>> START Data entries
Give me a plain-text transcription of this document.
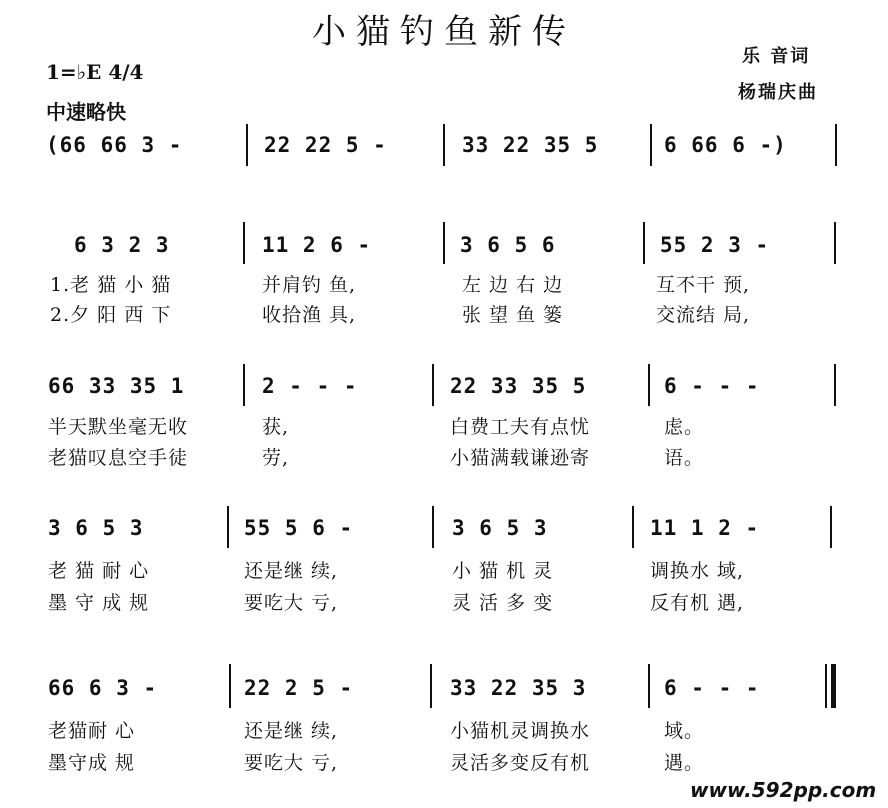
小猫钓鱼新传
乐 音词
杨瑞庆曲
1=♭E 4/4
中速略快
(66 66 3 -	22 22 5 -	33 22 35 5	6 66 6 -)
6 3 2 3	11 2 6 -	3 6 5 6	55 2 3 -
1.老 猫 小 猫	并肩钓 鱼,	左 边 右 边	互不干 预,
2.夕 阳 西 下	收拾渔 具,	张 望 鱼 篓	交流结 局,
66 33 35 1	2 - - -	22 33 35 5	6 - - -
半天默坐毫无收	获,	白费工夫有点忧	虑。
老猫叹息空手徒	劳,	小猫满载谦逊寄	语。
3 6 5 3	55 5 6 -	3 6 5 3	11 1 2 -
老 猫 耐 心	还是继 续,	小 猫 机 灵	调换水 域,
墨 守 成 规	要吃大 亏,	灵 活 多 变	反有机 遇,
66 6 3 -	22 2 5 -	33 22 35 3	6 - - -
老猫耐 心	还是继 续,	小猫机灵调换水	域。
墨守成 规	要吃大 亏,	灵活多变反有机	遇。
www.592pp.com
>> END Data entries
Your instructions: Reproduce every entry exactly, but omit each picture.

Output for this task:
Give me a plain-text transcription of this document.
小猫钓鱼新传
乐 音词
杨瑞庆曲
1=♭E 4/4
中速略快
(66 66 3 -	22 22 5 -	33 22 35 5	6 66 6 -)
6 3 2 3	11 2 6 -	3 6 5 6	55 2 3 -
1.老 猫 小 猫	并肩钓 鱼,	左 边 右 边	互不干 预,
2.夕 阳 西 下	收拾渔 具,	张 望 鱼 篓	交流结 局,
66 33 35 1	2 - - -	22 33 35 5	6 - - -
半天默坐毫无收	获,	白费工夫有点忧	虑。
老猫叹息空手徒	劳,	小猫满载谦逊寄	语。
3 6 5 3	55 5 6 -	3 6 5 3	11 1 2 -
老 猫 耐 心	还是继 续,	小 猫 机 灵	调换水 域,
墨 守 成 规	要吃大 亏,	灵 活 多 变	反有机 遇,
66 6 3 -	22 2 5 -	33 22 35 3	6 - - -
老猫耐 心	还是继 续,	小猫机灵调换水	域。
墨守成 规	要吃大 亏,	灵活多变反有机	遇。
www.592pp.com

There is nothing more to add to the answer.